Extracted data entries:
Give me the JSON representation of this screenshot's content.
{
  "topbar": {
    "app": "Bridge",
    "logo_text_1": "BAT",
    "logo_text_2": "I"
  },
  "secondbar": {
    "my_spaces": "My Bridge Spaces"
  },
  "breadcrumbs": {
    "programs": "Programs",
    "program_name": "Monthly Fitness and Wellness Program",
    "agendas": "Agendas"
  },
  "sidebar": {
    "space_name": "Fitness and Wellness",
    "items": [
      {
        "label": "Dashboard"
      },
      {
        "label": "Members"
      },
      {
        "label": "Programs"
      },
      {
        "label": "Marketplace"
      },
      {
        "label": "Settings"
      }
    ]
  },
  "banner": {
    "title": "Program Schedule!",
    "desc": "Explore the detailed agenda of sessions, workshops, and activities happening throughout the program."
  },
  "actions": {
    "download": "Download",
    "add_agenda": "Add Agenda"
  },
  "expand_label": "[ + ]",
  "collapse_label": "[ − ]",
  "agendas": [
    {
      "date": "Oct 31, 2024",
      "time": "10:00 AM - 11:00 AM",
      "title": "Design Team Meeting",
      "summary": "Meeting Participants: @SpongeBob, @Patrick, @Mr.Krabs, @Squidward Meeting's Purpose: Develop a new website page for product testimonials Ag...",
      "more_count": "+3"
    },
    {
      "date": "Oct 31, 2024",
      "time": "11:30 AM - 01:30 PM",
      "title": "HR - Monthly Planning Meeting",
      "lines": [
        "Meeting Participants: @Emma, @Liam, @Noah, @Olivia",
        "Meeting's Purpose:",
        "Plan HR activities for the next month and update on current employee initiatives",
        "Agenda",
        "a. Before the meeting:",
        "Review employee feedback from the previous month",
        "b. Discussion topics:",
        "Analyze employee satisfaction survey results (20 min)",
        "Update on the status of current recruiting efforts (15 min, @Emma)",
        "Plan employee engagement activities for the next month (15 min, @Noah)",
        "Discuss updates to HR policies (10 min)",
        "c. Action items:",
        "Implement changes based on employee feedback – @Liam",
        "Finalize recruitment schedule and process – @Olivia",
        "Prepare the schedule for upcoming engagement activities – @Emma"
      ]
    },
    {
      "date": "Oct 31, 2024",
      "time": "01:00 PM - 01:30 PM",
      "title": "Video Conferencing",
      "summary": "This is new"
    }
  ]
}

## Requirements
Nothing should be changed: write out all of the data as is.

## Solution
Give me the JSON representation of this screenshot's content.
{
  "topbar": {
    "app": "Bridge",
    "logo_text_1": "BAT",
    "logo_text_2": "I"
  },
  "secondbar": {
    "my_spaces": "My Bridge Spaces"
  },
  "breadcrumbs": {
    "programs": "Programs",
    "program_name": "Monthly Fitness and Wellness Program",
    "agendas": "Agendas"
  },
  "sidebar": {
    "space_name": "Fitness and Wellness",
    "items": [
      {
        "label": "Dashboard"
      },
      {
        "label": "Members"
      },
      {
        "label": "Programs"
      },
      {
        "label": "Marketplace"
      },
      {
        "label": "Settings"
      }
    ]
  },
  "banner": {
    "title": "Program Schedule!",
    "desc": "Explore the detailed agenda of sessions, workshops, and activities happening throughout the program."
  },
  "actions": {
    "download": "Download",
    "add_agenda": "Add Agenda"
  },
  "expand_label": "[ + ]",
  "collapse_label": "[ − ]",
  "agendas": [
    {
      "date": "Oct 31, 2024",
      "time": "10:00 AM - 11:00 AM",
      "title": "Design Team Meeting",
      "summary": "Meeting Participants: @SpongeBob, @Patrick, @Mr.Krabs, @Squidward Meeting's Purpose: Develop a new website page for product testimonials Ag...",
      "more_count": "+3"
    },
    {
      "date": "Oct 31, 2024",
      "time": "11:30 AM - 01:30 PM",
      "title": "HR - Monthly Planning Meeting",
      "lines": [
        "Meeting Participants: @Emma, @Liam, @Noah, @Olivia",
        "Meeting's Purpose:",
        "Plan HR activities for the next month and update on current employee initiatives",
        "Agenda",
        "a. Before the meeting:",
        "Review employee feedback from the previous month",
        "b. Discussion topics:",
        "Analyze employee satisfaction survey results (20 min)",
        "Update on the status of current recruiting efforts (15 min, @Emma)",
        "Plan employee engagement activities for the next month (15 min, @Noah)",
        "Discuss updates to HR policies (10 min)",
        "c. Action items:",
        "Implement changes based on employee feedback – @Liam",
        "Finalize recruitment schedule and process – @Olivia",
        "Prepare the schedule for upcoming engagement activities – @Emma"
      ]
    },
    {
      "date": "Oct 31, 2024",
      "time": "01:00 PM - 01:30 PM",
      "title": "Video Conferencing",
      "summary": "This is new"
    }
  ]
}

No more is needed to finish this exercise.